Using the listing below, copy every line that mentions "trimestre".

> **INFORMATION GIVEN**:
────────

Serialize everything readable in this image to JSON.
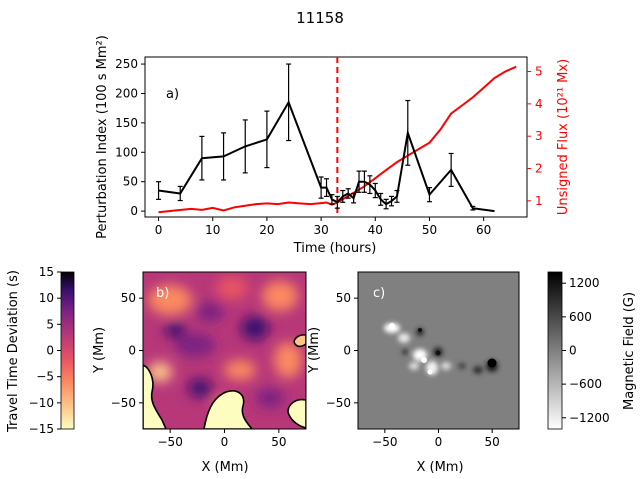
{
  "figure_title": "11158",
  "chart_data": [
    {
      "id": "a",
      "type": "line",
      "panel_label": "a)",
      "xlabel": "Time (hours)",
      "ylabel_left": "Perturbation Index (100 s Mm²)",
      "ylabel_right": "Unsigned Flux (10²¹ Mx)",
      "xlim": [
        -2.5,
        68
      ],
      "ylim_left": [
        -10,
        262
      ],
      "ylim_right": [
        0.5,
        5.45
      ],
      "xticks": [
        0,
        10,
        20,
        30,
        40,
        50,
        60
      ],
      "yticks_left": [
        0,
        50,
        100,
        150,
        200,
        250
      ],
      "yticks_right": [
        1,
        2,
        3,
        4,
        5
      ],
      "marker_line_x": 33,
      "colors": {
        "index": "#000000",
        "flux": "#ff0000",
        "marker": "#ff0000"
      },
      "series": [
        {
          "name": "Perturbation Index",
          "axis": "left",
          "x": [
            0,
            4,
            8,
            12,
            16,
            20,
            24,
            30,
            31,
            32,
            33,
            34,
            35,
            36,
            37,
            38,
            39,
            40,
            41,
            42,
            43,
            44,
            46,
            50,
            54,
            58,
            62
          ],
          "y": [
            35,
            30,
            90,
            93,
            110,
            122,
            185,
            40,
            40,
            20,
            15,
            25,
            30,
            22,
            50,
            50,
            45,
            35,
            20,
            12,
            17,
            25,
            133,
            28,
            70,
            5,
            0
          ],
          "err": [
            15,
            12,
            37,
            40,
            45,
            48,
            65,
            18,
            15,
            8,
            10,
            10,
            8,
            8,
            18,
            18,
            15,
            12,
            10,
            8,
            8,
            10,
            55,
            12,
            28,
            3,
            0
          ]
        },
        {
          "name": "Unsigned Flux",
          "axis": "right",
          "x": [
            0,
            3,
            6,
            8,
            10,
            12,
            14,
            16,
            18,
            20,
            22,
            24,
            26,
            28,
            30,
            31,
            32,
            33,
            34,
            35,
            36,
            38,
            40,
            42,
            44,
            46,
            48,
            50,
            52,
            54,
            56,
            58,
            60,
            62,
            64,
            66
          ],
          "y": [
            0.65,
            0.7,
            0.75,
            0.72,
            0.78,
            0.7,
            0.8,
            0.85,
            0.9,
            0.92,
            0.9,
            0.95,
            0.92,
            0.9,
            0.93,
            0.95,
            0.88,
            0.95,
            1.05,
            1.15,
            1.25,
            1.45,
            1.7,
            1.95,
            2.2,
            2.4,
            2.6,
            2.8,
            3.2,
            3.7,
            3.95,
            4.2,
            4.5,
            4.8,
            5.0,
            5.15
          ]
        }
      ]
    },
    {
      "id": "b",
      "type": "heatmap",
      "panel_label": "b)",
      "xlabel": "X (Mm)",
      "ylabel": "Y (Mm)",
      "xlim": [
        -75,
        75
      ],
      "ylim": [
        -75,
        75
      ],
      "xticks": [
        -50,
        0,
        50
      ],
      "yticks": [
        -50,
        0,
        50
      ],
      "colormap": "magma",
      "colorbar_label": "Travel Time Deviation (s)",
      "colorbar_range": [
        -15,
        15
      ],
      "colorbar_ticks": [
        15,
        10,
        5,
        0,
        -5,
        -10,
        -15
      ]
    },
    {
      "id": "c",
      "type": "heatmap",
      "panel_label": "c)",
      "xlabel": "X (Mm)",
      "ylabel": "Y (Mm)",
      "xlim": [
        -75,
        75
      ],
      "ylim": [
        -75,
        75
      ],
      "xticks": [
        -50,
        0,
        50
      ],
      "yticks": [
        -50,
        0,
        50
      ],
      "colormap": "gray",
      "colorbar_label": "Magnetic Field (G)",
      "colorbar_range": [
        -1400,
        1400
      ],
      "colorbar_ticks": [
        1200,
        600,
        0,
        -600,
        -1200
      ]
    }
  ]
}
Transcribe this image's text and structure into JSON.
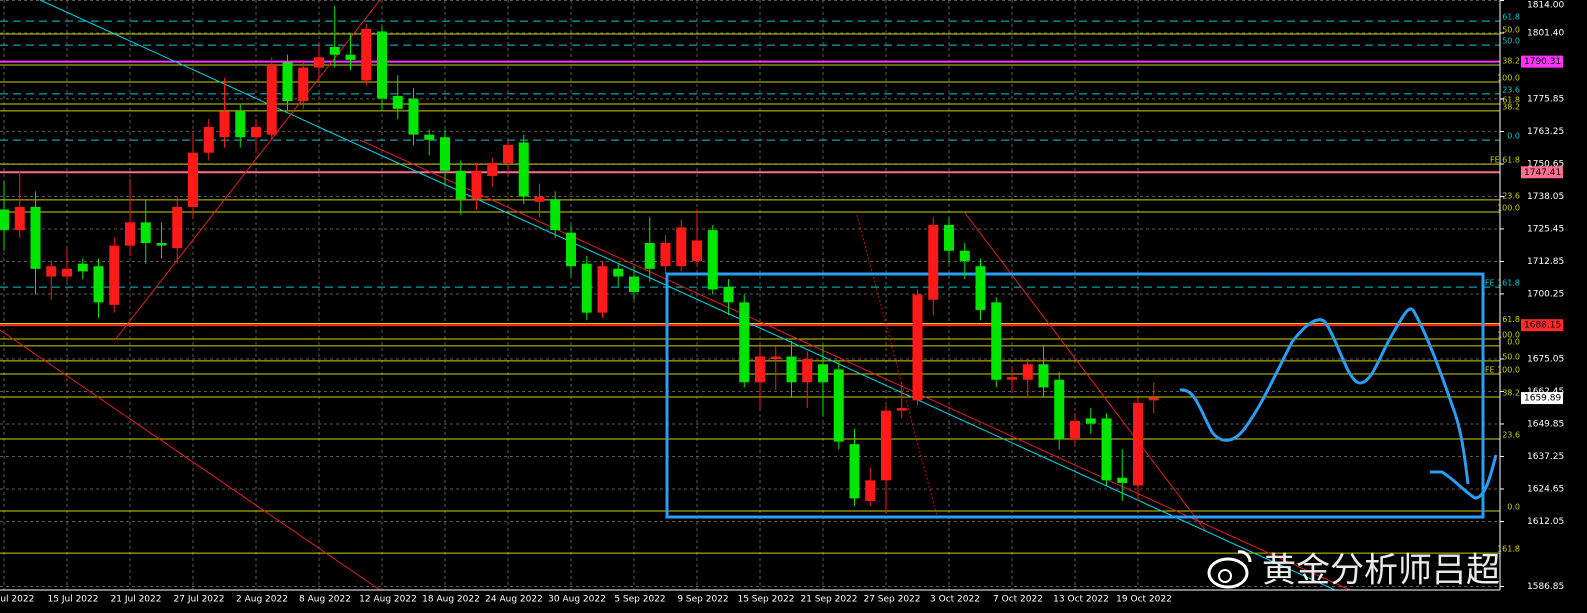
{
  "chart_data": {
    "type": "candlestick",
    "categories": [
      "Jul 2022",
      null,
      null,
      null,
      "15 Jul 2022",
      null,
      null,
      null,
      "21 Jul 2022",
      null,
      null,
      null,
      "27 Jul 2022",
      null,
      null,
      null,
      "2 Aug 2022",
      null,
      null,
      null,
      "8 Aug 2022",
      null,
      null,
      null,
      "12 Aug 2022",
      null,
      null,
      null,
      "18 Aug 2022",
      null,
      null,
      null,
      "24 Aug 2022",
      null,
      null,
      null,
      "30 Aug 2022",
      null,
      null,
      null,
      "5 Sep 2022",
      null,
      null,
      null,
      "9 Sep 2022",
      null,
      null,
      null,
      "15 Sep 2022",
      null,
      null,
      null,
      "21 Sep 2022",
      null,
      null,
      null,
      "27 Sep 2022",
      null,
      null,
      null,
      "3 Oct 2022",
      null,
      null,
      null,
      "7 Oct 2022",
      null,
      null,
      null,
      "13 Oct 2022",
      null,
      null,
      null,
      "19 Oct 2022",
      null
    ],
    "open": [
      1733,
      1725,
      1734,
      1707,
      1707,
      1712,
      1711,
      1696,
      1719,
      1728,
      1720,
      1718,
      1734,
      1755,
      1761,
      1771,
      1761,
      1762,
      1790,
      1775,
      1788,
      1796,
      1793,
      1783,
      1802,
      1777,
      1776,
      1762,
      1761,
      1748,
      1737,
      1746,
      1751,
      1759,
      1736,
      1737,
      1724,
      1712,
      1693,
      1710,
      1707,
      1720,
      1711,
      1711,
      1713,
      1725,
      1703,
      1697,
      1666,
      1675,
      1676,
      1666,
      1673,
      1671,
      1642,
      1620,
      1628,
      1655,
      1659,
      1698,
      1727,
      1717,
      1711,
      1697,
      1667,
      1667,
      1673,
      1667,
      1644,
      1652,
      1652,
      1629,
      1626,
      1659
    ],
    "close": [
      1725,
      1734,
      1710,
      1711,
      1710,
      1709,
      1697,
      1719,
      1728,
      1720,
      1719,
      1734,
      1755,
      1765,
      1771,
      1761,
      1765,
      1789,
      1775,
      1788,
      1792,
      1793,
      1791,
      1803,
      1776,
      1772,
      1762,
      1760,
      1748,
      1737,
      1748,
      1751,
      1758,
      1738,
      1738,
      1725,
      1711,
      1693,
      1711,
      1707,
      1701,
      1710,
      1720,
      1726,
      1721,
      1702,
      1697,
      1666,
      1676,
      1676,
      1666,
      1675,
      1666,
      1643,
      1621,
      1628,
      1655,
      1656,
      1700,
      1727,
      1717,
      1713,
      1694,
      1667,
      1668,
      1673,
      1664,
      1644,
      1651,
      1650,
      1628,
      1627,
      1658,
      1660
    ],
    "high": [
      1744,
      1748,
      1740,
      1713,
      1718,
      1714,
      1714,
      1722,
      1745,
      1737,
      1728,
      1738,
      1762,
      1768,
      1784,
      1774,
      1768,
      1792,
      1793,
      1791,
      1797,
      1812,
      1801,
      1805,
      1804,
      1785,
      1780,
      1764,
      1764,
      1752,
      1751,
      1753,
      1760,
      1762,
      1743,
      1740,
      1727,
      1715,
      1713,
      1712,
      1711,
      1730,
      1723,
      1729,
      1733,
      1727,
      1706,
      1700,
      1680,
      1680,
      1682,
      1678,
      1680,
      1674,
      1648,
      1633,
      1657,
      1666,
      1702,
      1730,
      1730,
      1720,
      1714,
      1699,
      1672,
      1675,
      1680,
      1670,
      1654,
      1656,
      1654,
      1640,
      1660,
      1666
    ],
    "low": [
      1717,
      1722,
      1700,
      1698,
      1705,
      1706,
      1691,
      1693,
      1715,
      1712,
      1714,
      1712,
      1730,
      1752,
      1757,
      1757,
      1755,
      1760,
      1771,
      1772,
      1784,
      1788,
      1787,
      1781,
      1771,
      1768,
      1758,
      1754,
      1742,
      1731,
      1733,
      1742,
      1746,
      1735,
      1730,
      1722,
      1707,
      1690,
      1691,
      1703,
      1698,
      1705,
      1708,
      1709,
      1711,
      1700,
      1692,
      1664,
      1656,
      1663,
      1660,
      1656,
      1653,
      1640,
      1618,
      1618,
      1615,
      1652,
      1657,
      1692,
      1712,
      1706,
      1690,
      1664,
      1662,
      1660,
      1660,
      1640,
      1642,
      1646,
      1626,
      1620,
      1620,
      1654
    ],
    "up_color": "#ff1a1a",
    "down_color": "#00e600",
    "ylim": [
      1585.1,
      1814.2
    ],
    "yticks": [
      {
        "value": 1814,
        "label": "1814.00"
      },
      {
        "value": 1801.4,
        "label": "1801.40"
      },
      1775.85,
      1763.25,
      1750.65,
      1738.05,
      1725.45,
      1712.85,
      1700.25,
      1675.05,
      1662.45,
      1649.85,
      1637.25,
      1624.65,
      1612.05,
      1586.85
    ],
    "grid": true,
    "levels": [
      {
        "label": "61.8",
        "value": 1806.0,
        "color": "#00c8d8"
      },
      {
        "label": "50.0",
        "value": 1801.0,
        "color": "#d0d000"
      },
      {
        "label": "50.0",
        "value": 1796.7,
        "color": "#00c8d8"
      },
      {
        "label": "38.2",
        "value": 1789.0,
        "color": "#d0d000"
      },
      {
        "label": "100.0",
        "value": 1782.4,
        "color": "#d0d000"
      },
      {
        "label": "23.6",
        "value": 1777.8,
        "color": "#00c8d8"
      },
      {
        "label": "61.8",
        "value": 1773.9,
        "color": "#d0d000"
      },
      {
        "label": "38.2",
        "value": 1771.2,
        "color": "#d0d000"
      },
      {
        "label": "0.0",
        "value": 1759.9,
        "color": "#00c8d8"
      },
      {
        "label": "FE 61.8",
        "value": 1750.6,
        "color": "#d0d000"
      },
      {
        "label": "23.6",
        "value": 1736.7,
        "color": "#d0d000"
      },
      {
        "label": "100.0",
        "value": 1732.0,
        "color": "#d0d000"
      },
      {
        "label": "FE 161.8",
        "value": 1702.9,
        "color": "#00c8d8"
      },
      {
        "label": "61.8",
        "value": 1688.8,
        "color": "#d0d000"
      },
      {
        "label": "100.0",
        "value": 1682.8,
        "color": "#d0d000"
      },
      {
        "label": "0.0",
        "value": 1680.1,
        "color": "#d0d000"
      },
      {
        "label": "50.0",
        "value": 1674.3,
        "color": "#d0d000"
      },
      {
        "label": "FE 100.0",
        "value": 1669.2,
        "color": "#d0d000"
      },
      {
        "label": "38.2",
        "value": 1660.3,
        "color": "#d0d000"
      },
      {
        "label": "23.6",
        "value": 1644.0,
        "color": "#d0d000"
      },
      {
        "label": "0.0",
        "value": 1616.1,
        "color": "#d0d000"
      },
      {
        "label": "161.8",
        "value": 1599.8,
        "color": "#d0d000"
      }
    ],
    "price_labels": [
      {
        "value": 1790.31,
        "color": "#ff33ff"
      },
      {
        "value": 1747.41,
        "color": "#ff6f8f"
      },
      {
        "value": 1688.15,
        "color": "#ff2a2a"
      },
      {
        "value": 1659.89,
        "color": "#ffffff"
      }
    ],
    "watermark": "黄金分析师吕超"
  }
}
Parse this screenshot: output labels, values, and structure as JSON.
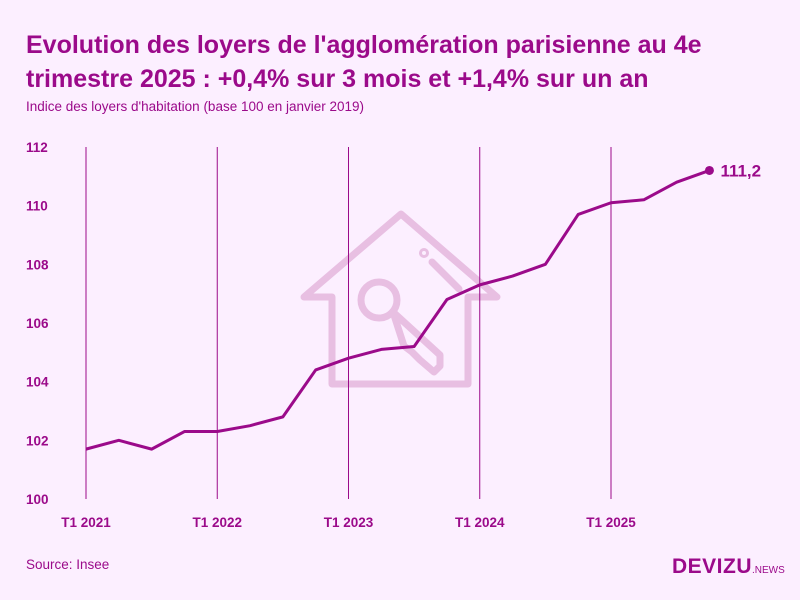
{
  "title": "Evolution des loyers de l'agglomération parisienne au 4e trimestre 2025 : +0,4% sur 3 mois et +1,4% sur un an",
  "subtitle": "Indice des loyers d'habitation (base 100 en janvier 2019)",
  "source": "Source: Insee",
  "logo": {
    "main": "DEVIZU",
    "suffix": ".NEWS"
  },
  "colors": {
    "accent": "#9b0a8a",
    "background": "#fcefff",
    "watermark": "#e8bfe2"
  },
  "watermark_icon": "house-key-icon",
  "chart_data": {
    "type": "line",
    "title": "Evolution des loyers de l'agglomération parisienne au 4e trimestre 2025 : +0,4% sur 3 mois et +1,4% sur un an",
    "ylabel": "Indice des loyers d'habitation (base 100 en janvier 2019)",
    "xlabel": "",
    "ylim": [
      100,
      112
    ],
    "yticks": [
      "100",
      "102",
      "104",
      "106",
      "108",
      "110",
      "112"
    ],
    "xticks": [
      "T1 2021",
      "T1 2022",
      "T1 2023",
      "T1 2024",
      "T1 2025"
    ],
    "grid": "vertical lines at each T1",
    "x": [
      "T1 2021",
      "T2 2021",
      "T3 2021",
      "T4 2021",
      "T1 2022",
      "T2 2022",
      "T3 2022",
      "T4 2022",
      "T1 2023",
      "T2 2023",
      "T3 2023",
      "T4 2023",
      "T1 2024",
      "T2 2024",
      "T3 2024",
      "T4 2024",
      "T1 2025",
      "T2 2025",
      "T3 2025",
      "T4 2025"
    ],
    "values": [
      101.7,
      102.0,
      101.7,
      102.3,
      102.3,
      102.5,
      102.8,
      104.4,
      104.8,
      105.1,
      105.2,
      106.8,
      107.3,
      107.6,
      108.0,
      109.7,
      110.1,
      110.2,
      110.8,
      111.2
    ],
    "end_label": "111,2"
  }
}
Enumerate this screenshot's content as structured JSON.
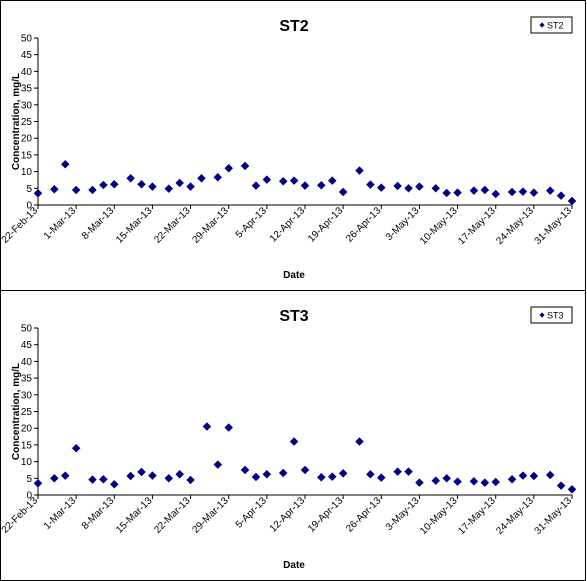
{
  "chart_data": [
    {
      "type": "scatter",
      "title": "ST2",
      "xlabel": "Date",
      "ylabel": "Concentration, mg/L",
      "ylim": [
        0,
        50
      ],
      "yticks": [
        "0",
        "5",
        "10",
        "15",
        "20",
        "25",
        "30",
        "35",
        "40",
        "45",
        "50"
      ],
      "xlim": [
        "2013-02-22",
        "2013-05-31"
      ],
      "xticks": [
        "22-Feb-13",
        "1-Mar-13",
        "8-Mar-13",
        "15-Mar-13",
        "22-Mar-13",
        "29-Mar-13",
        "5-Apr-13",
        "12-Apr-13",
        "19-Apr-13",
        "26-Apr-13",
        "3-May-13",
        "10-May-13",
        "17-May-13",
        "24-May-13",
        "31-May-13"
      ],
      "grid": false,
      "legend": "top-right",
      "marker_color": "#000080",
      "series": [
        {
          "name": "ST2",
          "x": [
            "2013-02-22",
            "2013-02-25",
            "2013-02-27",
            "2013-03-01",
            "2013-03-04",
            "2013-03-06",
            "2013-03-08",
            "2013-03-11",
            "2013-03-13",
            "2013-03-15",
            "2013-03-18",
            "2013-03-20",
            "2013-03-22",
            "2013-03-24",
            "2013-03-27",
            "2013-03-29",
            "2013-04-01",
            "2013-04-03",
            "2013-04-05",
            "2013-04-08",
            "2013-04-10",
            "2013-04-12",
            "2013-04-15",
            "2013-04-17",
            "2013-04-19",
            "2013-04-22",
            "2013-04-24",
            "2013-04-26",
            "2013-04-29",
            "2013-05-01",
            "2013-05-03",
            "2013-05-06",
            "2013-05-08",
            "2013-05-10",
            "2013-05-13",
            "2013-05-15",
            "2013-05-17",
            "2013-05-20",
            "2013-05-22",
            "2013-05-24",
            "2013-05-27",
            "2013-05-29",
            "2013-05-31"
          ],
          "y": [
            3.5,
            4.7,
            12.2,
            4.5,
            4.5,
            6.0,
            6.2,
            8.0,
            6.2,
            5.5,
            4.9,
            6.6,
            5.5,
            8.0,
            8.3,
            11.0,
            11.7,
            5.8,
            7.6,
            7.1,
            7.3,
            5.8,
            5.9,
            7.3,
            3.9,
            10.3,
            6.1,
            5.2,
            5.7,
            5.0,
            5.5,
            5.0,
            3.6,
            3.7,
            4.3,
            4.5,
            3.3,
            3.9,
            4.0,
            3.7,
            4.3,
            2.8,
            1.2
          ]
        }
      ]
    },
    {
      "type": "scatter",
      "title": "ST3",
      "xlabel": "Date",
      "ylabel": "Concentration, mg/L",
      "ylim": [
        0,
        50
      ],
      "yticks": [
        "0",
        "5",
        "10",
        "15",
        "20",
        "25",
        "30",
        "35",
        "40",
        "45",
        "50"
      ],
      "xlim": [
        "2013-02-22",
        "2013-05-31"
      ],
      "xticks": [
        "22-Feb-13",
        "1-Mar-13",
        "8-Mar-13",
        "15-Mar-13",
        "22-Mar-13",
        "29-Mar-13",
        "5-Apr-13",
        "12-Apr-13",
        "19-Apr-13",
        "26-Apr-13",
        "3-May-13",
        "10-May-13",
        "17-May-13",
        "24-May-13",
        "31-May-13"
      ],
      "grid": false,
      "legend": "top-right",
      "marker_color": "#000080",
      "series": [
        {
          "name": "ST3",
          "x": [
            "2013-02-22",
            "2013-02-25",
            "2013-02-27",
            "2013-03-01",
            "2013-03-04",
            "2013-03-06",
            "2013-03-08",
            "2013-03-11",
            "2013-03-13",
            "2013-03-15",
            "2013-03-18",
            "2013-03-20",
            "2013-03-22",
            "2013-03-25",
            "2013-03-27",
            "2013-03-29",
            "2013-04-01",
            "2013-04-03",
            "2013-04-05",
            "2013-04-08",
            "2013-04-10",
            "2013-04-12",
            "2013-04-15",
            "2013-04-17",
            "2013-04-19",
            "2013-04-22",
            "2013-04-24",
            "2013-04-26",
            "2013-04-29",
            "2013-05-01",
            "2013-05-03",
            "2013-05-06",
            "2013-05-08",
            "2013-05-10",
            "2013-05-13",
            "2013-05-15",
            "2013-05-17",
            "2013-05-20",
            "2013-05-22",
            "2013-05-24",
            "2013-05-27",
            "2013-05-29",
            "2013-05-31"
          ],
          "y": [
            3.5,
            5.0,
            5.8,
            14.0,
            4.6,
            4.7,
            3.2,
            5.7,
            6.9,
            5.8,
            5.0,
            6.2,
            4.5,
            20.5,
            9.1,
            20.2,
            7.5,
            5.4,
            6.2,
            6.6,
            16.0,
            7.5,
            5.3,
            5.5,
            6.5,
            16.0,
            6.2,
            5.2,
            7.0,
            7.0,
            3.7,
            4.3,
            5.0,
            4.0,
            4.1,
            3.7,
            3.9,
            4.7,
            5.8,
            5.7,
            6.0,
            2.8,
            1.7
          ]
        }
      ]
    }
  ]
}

────────

> **THE SOLUTION**:
  "title": "Evolution des loyers de l'agglomération parisienne au 4e trimestre 2025 : +0,4% sur 3 mois et +1,4% sur un an",
    "title": "Evolution des loyers de l'agglomération parisienne au 4e trimestre 2025 : +0,4% sur 3 mois et +1,4% sur un an",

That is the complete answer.